_DATA SHOWN:_

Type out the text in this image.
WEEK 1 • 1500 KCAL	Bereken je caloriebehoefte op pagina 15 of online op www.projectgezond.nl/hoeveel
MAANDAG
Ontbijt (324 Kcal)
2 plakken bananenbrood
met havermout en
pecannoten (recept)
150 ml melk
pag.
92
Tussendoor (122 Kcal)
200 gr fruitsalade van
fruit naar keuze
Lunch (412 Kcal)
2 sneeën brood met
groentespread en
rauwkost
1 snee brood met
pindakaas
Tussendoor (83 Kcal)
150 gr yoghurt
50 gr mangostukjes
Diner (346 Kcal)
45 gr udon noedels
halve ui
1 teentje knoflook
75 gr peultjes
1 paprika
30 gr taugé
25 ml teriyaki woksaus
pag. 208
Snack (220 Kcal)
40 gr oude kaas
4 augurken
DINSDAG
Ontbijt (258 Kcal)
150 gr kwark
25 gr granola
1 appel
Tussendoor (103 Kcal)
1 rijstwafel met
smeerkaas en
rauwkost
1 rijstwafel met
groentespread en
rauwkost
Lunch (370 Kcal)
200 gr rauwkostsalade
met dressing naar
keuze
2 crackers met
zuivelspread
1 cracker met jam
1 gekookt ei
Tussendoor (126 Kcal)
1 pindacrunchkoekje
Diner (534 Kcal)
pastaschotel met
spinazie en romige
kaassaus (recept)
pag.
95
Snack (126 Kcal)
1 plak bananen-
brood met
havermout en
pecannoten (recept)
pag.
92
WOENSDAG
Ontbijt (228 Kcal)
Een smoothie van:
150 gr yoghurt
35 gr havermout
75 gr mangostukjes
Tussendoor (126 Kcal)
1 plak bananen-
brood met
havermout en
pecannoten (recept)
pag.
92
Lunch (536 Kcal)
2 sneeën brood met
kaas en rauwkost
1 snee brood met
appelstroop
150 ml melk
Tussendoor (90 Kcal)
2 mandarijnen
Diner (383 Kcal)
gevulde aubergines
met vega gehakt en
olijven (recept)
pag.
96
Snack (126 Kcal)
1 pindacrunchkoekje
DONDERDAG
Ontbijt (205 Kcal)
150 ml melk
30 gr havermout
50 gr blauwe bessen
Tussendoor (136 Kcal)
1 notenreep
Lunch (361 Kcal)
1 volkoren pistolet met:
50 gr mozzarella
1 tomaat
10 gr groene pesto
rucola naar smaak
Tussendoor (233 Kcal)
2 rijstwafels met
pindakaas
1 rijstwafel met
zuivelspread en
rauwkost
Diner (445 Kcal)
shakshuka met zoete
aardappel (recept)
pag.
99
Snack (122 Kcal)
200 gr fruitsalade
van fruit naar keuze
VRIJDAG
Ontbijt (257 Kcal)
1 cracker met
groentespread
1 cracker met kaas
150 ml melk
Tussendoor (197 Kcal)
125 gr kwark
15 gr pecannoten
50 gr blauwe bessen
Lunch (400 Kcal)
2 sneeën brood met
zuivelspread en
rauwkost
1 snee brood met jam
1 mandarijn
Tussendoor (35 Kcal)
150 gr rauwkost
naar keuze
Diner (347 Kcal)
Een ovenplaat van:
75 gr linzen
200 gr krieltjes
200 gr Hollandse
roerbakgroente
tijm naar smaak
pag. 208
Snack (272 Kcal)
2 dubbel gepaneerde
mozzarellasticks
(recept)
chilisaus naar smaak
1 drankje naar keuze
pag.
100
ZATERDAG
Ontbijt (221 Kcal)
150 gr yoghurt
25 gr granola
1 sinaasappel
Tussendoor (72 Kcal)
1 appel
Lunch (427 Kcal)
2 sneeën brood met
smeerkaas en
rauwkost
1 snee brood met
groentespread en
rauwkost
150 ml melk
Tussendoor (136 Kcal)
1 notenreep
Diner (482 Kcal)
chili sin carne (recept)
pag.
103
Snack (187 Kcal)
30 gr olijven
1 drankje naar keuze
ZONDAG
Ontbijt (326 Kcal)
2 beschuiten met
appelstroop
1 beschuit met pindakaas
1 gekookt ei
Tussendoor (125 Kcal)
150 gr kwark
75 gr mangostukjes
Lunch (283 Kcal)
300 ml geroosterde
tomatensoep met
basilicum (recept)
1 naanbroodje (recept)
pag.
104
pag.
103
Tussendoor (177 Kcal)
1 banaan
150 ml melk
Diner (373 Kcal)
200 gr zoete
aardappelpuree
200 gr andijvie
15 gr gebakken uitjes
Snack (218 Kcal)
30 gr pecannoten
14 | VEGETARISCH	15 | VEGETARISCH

_STATED PROBLEM:_
From the entries above, copy each line holding "Lunch".

_CORRECT OUTPUT:_
Lunch (412 Kcal)
Lunch (370 Kcal)
Lunch (536 Kcal)
Lunch (361 Kcal)
Lunch (400 Kcal)
Lunch (427 Kcal)
Lunch (283 Kcal)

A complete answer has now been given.